• EXERCISE TASK A: Can you sum up the text about the old fishing gear in two sentences?
• EXERCISE TASK B: In the text about the old fishing gear, why does the writer suspect the Kalamazoo Sportsman Reel, Model E, may never have been used?
• EXERCISE TASK C: Extend the text about the old fishing gear beyond its final sentence.

• TEXT PASSAGE:

begin

A month or so past, my 83 year old father in law came to California (from Phoenix, AZ) for a 2-week visit. During that time, he learned all about my fishing ventures and he went with me to the Ventura Pier one day to relax in the cooler Ventura climate while I fished.
It was on that day that he told me that he had some old fishing gear and that I could take all of it the next time I was in Phoenix. At that time, I had not been in that town for over 10 years but my wife and I were planning a visit there before heading to the Grand Canyon, so we arranged a lunch meeting after we picked him up at his place. While we were there, I looked at the gear he had. Then he told me that some of it had belonged to his FATHER.
Half of the lures are made of wood and I have been able to date some back to the 1940’s. The Kalamazoo Tackle Company’s Sportsman Reel, Model E, which was housed in a custom leather case, is nearly new. It may have never been used since there were two other Sportsman reels that definitely have been used; one was attached to the 54″ square STEEL Bristol rod that he also gave me. All of the equipment is for freshwater use, especially the Jitterbug “Bass killer” so I am not sure what I am going to do with this haul. I may go up to my local lake and try out some of the lures even though the fishing is way off in that lake due to drought, fire, and then floods. For sure, I am going to attach the Kalamazoo reel to the Bristol rod and take it out to a pier for a day if nothing else.

end

• DATA PROVIDED:
begin

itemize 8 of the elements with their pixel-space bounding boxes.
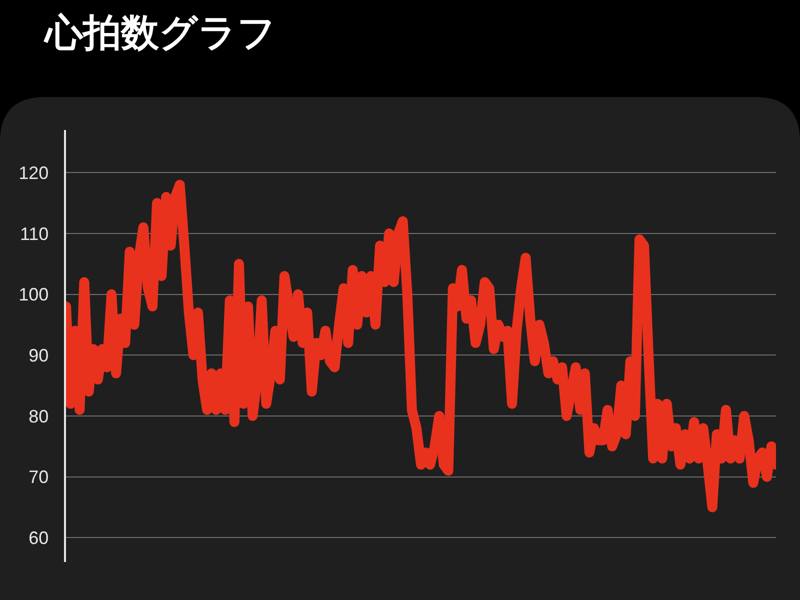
y-tick-label: 110	[20, 224, 49, 244]
y-tick-label: 80	[28, 406, 49, 426]
y-tick-label: 120	[18, 162, 49, 183]
y-tick-label: 100	[18, 284, 49, 305]
y-tick-label: 90	[28, 345, 49, 366]
y-tick-label: 70	[28, 467, 49, 488]
chart-title: 心拍数グラフ	[43, 10, 276, 54]
y-tick-label: 60	[28, 528, 49, 548]
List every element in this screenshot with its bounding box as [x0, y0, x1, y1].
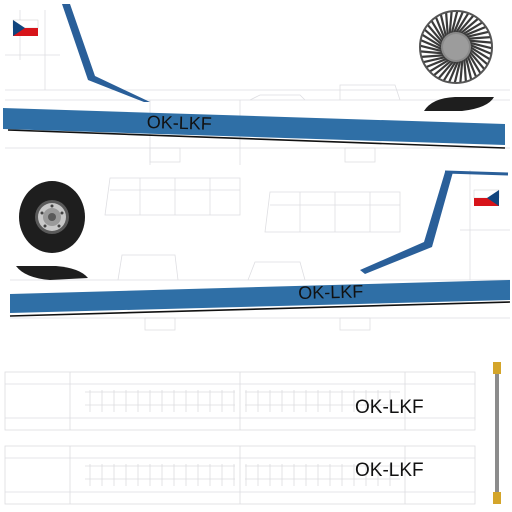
registration-bottom-1: OK-LKF — [355, 397, 424, 418]
registration-top: OK-LKF — [146, 112, 213, 134]
middle-wheel-fairing — [16, 266, 88, 280]
middle-fin-top-edge — [444, 170, 509, 176]
antenna-rod — [493, 362, 501, 504]
registration-middle: OK-LKF — [297, 281, 364, 303]
top-wheel-fairing — [424, 97, 494, 111]
czech-flag-icon — [12, 19, 39, 36]
landing-wheel-icon — [19, 181, 85, 253]
top-fuselage-panel — [3, 4, 510, 165]
bottom-fuselage-panels — [4, 371, 476, 505]
bottom-panel-2-lines — [4, 445, 476, 505]
top-stripe-underline — [7, 129, 506, 149]
bottom-panel-1-lines — [4, 371, 476, 431]
registration-bottom-2: OK-LKF — [355, 460, 424, 481]
top-cheatline-stripe — [3, 108, 505, 145]
top-tail-fin-stripe — [62, 4, 150, 102]
middle-panel-lines — [10, 170, 510, 331]
middle-fuselage-panel — [9, 170, 511, 331]
middle-stripe-underline — [9, 301, 511, 317]
czech-flag-icon — [473, 189, 500, 206]
middle-tail-fin-stripe — [360, 172, 453, 274]
engine-fan-icon — [417, 8, 495, 86]
middle-cheatline-stripe — [10, 280, 510, 313]
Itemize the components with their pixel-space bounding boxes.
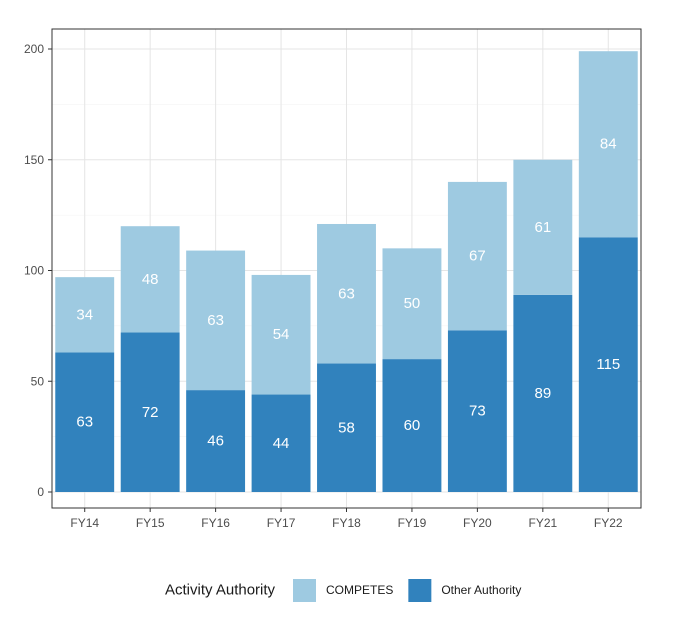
data-label: 61 <box>534 219 551 236</box>
bar-other-authority-fy18 <box>317 363 376 492</box>
bar-competes-fy14 <box>55 277 115 353</box>
x-tick-label: FY22 <box>594 516 623 530</box>
x-tick-label: FY16 <box>201 516 230 530</box>
data-label: 34 <box>76 306 93 323</box>
x-tick-label: FY17 <box>267 516 296 530</box>
legend-key-competes <box>293 579 316 602</box>
bar-competes-fy15 <box>120 226 180 333</box>
data-label: 60 <box>404 417 421 434</box>
data-label: 58 <box>338 419 355 436</box>
bar-other-authority-fy16 <box>186 390 246 492</box>
bar-other-authority-fy15 <box>120 332 180 492</box>
bar-other-authority-fy14 <box>55 352 115 492</box>
data-label: 50 <box>404 295 421 312</box>
x-tick-label: FY15 <box>136 516 165 530</box>
data-label: 46 <box>207 433 224 450</box>
bar-competes-fy19 <box>382 248 442 360</box>
bar-other-authority-fy21 <box>513 294 573 492</box>
y-axis: 0 50 100 150 200 <box>24 42 52 499</box>
y-tick-label: 100 <box>24 264 44 278</box>
x-tick-label: FY18 <box>332 516 361 530</box>
data-label: 73 <box>469 403 486 420</box>
legend-key-other-authority <box>408 579 432 602</box>
bar-other-authority-fy17 <box>251 394 311 492</box>
data-label: 54 <box>273 326 290 343</box>
legend-label: Other Authority <box>441 583 521 597</box>
data-label: 84 <box>600 136 617 153</box>
data-label: 67 <box>469 248 486 265</box>
x-tick-label: FY14 <box>70 516 99 530</box>
data-label: 63 <box>76 414 93 431</box>
bar-competes-fy17 <box>251 274 311 395</box>
bar-competes-fy16 <box>186 250 246 391</box>
bar-competes-fy21 <box>513 159 573 295</box>
data-label: 115 <box>596 356 620 373</box>
bar-competes-fy20 <box>447 181 507 331</box>
data-label: 63 <box>338 285 355 302</box>
data-label: 89 <box>534 385 551 402</box>
data-labels: 63 34 72 48 46 63 44 54 58 63 60 50 73 67 89 61 115 84 <box>76 136 620 452</box>
bars <box>55 51 638 492</box>
data-label: 44 <box>273 435 290 452</box>
x-axis: FY14 FY15 FY16 FY17 FY18 FY19 FY20 FY21 FY22 <box>70 508 623 530</box>
data-label: 72 <box>142 404 159 421</box>
data-label: 63 <box>207 312 224 329</box>
bar-other-authority-fy19 <box>382 359 442 492</box>
data-label: 48 <box>142 271 159 288</box>
y-tick-label: 0 <box>37 485 44 499</box>
legend: Activity Authority COMPETES Other Authori… <box>165 579 521 602</box>
legend-label: COMPETES <box>326 583 393 597</box>
y-tick-label: 50 <box>31 374 45 388</box>
y-tick-label: 200 <box>24 42 44 56</box>
x-tick-label: FY19 <box>398 516 427 530</box>
x-tick-label: FY20 <box>463 516 492 530</box>
bar-competes-fy18 <box>317 223 376 364</box>
y-tick-label: 150 <box>24 153 44 167</box>
x-tick-label: FY21 <box>528 516 557 530</box>
legend-title: Activity Authority <box>165 582 276 599</box>
bar-other-authority-fy22 <box>578 237 638 492</box>
bar-competes-fy22 <box>578 51 638 238</box>
bar-other-authority-fy20 <box>447 330 507 492</box>
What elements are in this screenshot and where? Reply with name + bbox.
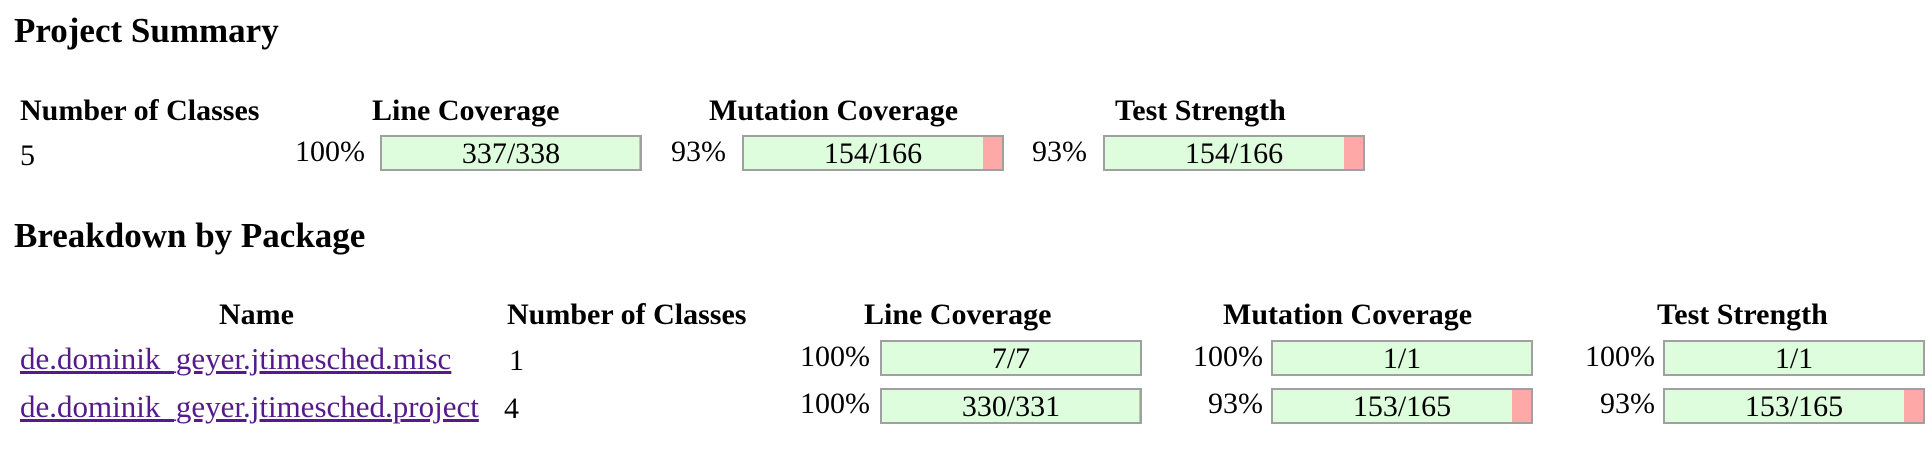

end

• TASK RESULT A: After going along on a trip to the Ventura Pier, the writer's 83-year-old father-in-law offered his old fishing gear, and the writer looked it over during a visit to Phoenix and learned that some of it had belonged to the father-in-law's own father. The haul includes wooden lures, some dating to the 1940s, and a nearly new Kalamazoo Sportsman reel, and although all of it is freshwater gear, the writer plans to attach that reel to the steel Bristol rod and take it out to a pier.

• TASK RESULT B: The writer suspects it may never have been used because it is nearly new and because the gear also held two other Sportsman reels that definitely had been used, one of them attached to the steel Bristol rod.

• TASK RESULT C:
That would be real old school fishing at its best.
As I mentioned in my last Memory posting (Encanto Park) after I found a good job, bought a car, and could afford to travel, I began to fish in many of the lakes around and outside of the Phoenix area.
Lake Pleasant was one of the newer lakes and the closest to where I lived. While I caught many nice Striped Bass, Crappie, and Perch in the lake, it was altogether uninspiring as far as looks go. It is essentially a big man-made puddle of water.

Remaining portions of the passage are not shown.